# SHORT PROBLEM
Put the items below into a numbered list, leaving out any blank lines. Include only the stretch from the first item through the one that contains "table-cell-percent: 4,36% xyxy=(1718,270,1798,300)", both ends included.

# EXERCISE MATERIALS
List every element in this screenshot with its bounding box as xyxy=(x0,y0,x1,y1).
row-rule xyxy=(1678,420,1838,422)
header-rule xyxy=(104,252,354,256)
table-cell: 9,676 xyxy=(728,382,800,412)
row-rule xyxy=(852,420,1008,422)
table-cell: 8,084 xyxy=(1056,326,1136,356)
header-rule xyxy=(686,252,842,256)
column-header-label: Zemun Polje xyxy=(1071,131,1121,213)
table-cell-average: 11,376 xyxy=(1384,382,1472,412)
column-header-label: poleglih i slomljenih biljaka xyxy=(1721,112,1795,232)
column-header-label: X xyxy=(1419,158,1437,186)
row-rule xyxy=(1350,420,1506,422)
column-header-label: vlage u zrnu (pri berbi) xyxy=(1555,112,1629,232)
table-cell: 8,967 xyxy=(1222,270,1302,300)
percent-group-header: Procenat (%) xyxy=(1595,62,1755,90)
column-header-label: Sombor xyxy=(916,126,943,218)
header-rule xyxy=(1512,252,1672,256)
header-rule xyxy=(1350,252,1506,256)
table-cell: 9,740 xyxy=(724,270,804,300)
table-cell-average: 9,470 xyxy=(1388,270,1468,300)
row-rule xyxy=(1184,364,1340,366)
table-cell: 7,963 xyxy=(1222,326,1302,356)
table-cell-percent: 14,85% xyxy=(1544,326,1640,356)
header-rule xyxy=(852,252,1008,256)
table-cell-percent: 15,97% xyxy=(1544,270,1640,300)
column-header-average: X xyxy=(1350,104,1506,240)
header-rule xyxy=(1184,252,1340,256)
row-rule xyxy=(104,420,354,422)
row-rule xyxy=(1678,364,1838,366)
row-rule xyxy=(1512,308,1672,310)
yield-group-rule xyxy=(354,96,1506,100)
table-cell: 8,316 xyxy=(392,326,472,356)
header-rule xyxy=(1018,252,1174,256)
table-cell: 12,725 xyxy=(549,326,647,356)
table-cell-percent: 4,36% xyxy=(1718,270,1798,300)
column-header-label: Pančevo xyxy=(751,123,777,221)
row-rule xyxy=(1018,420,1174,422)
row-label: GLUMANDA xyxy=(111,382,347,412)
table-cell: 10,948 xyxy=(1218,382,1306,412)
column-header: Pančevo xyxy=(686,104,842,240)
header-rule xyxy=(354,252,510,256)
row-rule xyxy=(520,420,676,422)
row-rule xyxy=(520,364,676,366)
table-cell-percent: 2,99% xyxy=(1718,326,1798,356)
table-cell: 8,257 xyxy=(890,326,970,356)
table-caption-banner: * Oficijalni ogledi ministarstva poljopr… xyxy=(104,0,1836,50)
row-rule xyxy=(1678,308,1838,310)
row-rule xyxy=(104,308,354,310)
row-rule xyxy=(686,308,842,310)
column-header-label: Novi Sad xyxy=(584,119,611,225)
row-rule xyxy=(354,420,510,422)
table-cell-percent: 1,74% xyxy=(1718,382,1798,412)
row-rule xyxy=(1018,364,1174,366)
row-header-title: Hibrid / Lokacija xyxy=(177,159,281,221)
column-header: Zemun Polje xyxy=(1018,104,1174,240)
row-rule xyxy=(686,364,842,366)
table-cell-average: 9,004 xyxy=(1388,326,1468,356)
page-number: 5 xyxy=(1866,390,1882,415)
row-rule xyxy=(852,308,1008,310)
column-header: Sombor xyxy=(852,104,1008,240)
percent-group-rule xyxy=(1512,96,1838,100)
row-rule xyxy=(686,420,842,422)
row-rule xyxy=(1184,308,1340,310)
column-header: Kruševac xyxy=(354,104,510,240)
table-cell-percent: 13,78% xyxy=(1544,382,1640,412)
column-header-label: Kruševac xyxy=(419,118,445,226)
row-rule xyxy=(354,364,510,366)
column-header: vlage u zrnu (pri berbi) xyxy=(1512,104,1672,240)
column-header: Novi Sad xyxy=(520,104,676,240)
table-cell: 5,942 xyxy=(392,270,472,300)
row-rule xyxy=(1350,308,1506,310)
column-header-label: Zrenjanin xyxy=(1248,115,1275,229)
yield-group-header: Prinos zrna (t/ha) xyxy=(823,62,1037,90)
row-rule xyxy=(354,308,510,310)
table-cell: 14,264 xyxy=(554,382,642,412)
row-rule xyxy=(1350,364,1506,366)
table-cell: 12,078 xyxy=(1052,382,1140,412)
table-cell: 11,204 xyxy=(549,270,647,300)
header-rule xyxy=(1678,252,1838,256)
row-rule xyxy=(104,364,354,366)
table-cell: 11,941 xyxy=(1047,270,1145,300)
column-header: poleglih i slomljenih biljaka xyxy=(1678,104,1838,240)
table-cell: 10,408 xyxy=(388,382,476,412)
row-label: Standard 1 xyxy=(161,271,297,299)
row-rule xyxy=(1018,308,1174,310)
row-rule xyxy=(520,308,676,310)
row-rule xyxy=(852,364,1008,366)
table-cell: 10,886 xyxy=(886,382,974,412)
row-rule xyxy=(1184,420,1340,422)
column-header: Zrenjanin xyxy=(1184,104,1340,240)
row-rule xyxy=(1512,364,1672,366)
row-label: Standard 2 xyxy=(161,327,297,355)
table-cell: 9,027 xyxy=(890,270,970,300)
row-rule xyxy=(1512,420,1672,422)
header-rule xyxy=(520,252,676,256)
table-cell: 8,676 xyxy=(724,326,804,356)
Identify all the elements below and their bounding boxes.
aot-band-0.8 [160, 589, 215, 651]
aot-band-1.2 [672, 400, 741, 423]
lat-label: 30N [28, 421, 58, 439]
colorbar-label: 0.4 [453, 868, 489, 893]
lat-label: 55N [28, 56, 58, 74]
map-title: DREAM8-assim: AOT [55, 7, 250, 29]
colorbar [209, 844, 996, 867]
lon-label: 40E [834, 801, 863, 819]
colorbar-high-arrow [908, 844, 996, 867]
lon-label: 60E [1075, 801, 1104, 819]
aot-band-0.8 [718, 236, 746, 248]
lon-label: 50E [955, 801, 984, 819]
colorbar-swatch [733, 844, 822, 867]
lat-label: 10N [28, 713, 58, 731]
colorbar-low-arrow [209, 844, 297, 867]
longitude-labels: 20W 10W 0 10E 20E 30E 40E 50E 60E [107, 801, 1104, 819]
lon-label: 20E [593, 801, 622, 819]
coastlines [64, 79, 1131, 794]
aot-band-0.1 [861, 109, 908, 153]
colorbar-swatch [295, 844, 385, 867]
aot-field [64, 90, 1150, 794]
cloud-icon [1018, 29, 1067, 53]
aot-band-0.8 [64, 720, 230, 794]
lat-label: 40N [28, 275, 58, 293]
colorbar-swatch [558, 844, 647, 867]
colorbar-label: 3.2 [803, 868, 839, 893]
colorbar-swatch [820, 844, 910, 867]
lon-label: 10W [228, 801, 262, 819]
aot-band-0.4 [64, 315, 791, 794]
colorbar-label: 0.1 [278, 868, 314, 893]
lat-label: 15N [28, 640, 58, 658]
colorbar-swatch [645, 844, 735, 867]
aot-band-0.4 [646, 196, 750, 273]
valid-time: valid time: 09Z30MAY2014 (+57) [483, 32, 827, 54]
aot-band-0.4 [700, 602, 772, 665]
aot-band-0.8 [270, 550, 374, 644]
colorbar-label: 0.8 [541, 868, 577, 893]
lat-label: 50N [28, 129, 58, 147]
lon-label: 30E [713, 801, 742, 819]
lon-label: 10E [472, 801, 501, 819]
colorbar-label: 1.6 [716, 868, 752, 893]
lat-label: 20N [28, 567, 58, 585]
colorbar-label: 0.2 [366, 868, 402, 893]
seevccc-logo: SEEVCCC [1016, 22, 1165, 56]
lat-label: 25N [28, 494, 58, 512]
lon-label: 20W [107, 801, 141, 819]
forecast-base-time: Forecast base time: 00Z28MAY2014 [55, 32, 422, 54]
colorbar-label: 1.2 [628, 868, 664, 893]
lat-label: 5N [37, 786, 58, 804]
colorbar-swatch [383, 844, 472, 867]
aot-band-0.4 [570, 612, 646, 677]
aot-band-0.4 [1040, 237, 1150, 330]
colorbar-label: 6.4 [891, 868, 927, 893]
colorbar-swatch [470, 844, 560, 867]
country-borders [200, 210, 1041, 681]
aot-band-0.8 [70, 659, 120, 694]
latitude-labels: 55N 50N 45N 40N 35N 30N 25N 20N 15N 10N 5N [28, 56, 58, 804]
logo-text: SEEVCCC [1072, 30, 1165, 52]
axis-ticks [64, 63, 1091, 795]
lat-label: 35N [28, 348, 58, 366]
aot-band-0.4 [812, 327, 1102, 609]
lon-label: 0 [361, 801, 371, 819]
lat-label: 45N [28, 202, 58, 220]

# THE COMPLETED TASK
1. List every element in this screenshot with its bounding box as xyxy=(x0,y0,x1,y1).
2. row-rule xyxy=(1678,420,1838,422)
3. header-rule xyxy=(104,252,354,256)
4. table-cell: 9,676 xyxy=(728,382,800,412)
5. row-rule xyxy=(852,420,1008,422)
6. table-cell: 8,084 xyxy=(1056,326,1136,356)
7. header-rule xyxy=(686,252,842,256)
8. column-header-label: Zemun Polje xyxy=(1071,131,1121,213)
9. table-cell-average: 11,376 xyxy=(1384,382,1472,412)
10. column-header-label: poleglih i slomljenih biljaka xyxy=(1721,112,1795,232)
11. column-header-label: X xyxy=(1419,158,1437,186)
12. row-rule xyxy=(1350,420,1506,422)
13. column-header-label: vlage u zrnu (pri berbi) xyxy=(1555,112,1629,232)
14. table-cell: 8,967 xyxy=(1222,270,1302,300)
15. percent-group-header: Procenat (%) xyxy=(1595,62,1755,90)
16. column-header-label: Sombor xyxy=(916,126,943,218)
17. header-rule xyxy=(1512,252,1672,256)
18. header-rule xyxy=(1350,252,1506,256)
19. table-cell: 9,740 xyxy=(724,270,804,300)
20. table-cell-average: 9,470 xyxy=(1388,270,1468,300)
21. row-rule xyxy=(1184,364,1340,366)
22. table-cell: 7,963 xyxy=(1222,326,1302,356)
23. table-cell-percent: 14,85% xyxy=(1544,326,1640,356)
24. header-rule xyxy=(852,252,1008,256)
25. table-cell-percent: 15,97% xyxy=(1544,270,1640,300)
26. column-header-average: X xyxy=(1350,104,1506,240)
27. header-rule xyxy=(1184,252,1340,256)
28. row-rule xyxy=(104,420,354,422)
29. row-rule xyxy=(1678,364,1838,366)
30. row-rule xyxy=(1512,308,1672,310)
31. yield-group-rule xyxy=(354,96,1506,100)
32. table-cell: 8,316 xyxy=(392,326,472,356)
33. header-rule xyxy=(1018,252,1174,256)
34. table-cell: 12,725 xyxy=(549,326,647,356)
35. table-cell-percent: 4,36% xyxy=(1718,270,1798,300)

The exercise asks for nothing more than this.